= Set tasks =
a. Write out word for word the part of the Lamcor notes below that begins at the words "Common stock equivalent" and stops after "being increased accordingly.".
b. Render this sentence from the Lamcor notes below into Spanish: "The Company's effective tax rate has increased as more income is taxed at the maximum tax rates and as deferred income taxes are being increased accordingly."
c. For each statement, decide whether the Lamcor notes below agree with it. Answer yes or no, and quote the deciding words. (i) Total inventories at June 30, 1996 were $1,362,446. (ii) The stockholder rights offering of $53,281 remained in effect. (iii) The condensed financial statements were audited.

= Source document =
** Begin **
LAMCOR, INCORPORATED
NOTES TO CONDENSED FINANCIAL STATEMENTS
(Unaudited)
Note 1. Condensed Financial Statements:
The condensed balance sheet as of June 30, 1996, the statement of
operations for the three-month and nine periods ended June 30,
1996 and 1995, and the condensed statement of cash flows for the
nine-month periods then ended have been prepared by the Company,
without audit. In the opinion of management, all adjustments
(which include only normal recurring adjustments) necessary to
present fairly the financial position, results of operations and
changes in cash flows at June 30, 1996 and for all periods
presented have been made.
Certain information and footnote disclosures normally included in
financial statements prepared in accordance with generally
accepted accounting principles have been condensed or omitted. It
is suggested that these condensed financial statements be read in
conjunction with the financial statements and notes thereto
included in the Company's September 30, 1995 audited financial
statements. The results of operations for the period ended June
30, 1996 is not necessarily indica tive of the operating results
for the full year.
Note 2. Inventories:
Inventories consist of the following:
June 30, September 30,
1996 1995
-------------- --------------
Materials $ 332,563 $ 246,576
Work in process 534,429 416,504
Finished goods 495,454 323,358
-------------- --------------
Totals $ 1,362,446 $ 986,438
============== ==============
Note 3. Stockholders' Equity:
During the six months ended June 30, 1996, stockholders' equity
changed for net income of $303,625, the exercising of stock
options of $12,500 and the stockholder rights offering of $53,281
which was rescinded on June 14, 1996.
Common stock equivalent shares used to compute earnings per share
have also increased as stock market prices have risen in excess of
exercise prices. If 1,742,500 shares had been used to compute
earnings per share for all periods presented, per share earnings
would have been $.07 and $.07 for the three months ended June 30,
1996 and 1995, respectively, and $.17 and $.17 for the nine months
ended June 30, 1996 and 1995, respectively.
The Company's effective tax rate has increased as more income is
taxed at the maximum tax rates and as deferred income taxes are
being increased accordingly.
MANAGEMENT'S DISCUSSION AND ANALYSIS OF FINANCIAL CONDITION AND
RESULTS OF OPERATIONS
INTRODUCTION
The following discussion should be read in conjunction with the Company's
unaudited interim financial statements and notes to the statements.
** End **
[Box coordinate listings]
** Begin **
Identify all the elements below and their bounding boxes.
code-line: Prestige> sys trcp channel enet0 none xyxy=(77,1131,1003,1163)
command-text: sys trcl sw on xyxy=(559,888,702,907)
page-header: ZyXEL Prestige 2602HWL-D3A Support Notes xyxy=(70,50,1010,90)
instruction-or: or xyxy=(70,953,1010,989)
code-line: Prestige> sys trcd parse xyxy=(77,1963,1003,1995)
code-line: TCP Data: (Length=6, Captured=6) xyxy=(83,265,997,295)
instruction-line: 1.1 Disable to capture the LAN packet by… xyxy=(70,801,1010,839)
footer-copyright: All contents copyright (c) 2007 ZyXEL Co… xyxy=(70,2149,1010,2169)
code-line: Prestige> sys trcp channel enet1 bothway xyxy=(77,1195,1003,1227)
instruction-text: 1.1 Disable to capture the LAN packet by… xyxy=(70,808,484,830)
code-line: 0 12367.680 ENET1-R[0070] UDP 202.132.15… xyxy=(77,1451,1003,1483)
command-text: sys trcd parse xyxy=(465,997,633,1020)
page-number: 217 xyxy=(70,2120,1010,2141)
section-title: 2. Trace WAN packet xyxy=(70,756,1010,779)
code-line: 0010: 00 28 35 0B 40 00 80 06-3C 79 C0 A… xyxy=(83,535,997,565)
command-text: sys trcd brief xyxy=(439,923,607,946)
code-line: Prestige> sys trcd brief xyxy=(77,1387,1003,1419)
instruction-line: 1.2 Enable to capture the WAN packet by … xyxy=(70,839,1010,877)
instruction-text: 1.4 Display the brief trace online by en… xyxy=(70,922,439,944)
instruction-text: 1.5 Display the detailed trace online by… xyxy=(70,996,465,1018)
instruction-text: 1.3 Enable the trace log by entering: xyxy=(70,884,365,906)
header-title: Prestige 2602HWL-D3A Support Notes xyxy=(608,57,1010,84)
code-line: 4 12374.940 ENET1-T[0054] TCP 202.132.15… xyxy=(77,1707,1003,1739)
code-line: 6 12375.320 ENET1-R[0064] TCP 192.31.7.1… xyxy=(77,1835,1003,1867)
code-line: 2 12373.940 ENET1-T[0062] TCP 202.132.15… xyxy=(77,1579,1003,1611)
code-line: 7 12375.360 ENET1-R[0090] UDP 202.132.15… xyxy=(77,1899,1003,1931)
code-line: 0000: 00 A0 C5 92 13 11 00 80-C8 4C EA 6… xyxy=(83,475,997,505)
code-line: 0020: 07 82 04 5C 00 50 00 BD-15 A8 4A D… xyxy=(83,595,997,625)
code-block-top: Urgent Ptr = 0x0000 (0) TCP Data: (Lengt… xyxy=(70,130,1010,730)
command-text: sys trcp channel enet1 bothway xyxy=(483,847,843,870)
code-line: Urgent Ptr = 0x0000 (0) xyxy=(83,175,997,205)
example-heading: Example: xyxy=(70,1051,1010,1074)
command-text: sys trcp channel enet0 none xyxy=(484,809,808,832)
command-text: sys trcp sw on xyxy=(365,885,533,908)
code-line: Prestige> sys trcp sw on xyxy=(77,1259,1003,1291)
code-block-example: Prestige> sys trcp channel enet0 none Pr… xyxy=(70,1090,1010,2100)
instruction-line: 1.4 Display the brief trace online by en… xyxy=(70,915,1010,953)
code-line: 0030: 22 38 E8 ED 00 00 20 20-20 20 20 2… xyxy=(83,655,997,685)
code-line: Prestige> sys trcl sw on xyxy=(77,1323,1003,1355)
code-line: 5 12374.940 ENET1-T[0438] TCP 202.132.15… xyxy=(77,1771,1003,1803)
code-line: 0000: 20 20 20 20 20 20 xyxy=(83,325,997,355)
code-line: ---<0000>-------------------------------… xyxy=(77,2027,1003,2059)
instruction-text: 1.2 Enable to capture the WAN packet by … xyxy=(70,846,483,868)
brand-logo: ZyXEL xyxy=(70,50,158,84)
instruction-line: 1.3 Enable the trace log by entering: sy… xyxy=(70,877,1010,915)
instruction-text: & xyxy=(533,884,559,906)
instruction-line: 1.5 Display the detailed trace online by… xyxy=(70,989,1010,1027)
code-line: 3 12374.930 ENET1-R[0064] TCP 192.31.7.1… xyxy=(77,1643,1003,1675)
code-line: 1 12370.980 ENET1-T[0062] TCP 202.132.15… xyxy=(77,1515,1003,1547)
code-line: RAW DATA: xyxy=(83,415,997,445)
** End **
= Exercise answers =
a.
Common stock equivalent shares used to compute earnings per share
have also increased as stock market prices have risen in excess of
exercise prices. If 1,742,500 shares had been used to compute
earnings per share for all periods presented, per share earnings
would have been $.07 and $.07 for the three months ended June 30,
1996 and 1995, respectively, and $.17 and $.17 for the nine months
ended June 30, 1996 and 1995, respectively.
The Company's effective tax rate has increased as more income is
taxed at the maximum tax rates and as deferred income taxes are
being increased accordingly.

b. La tasa impositiva efectiva de la Compañía ha aumentado a medida que más ingresos tributan a las tasas impositivas máximas y a medida que los impuestos sobre la renta diferidos se incrementan en consecuencia.

c.
(i) Yes: "Totals $ 1,362,446"
(ii) No: "which was rescinded on June 14, 1996"
(iii) No: "have been prepared by the Company, without audit"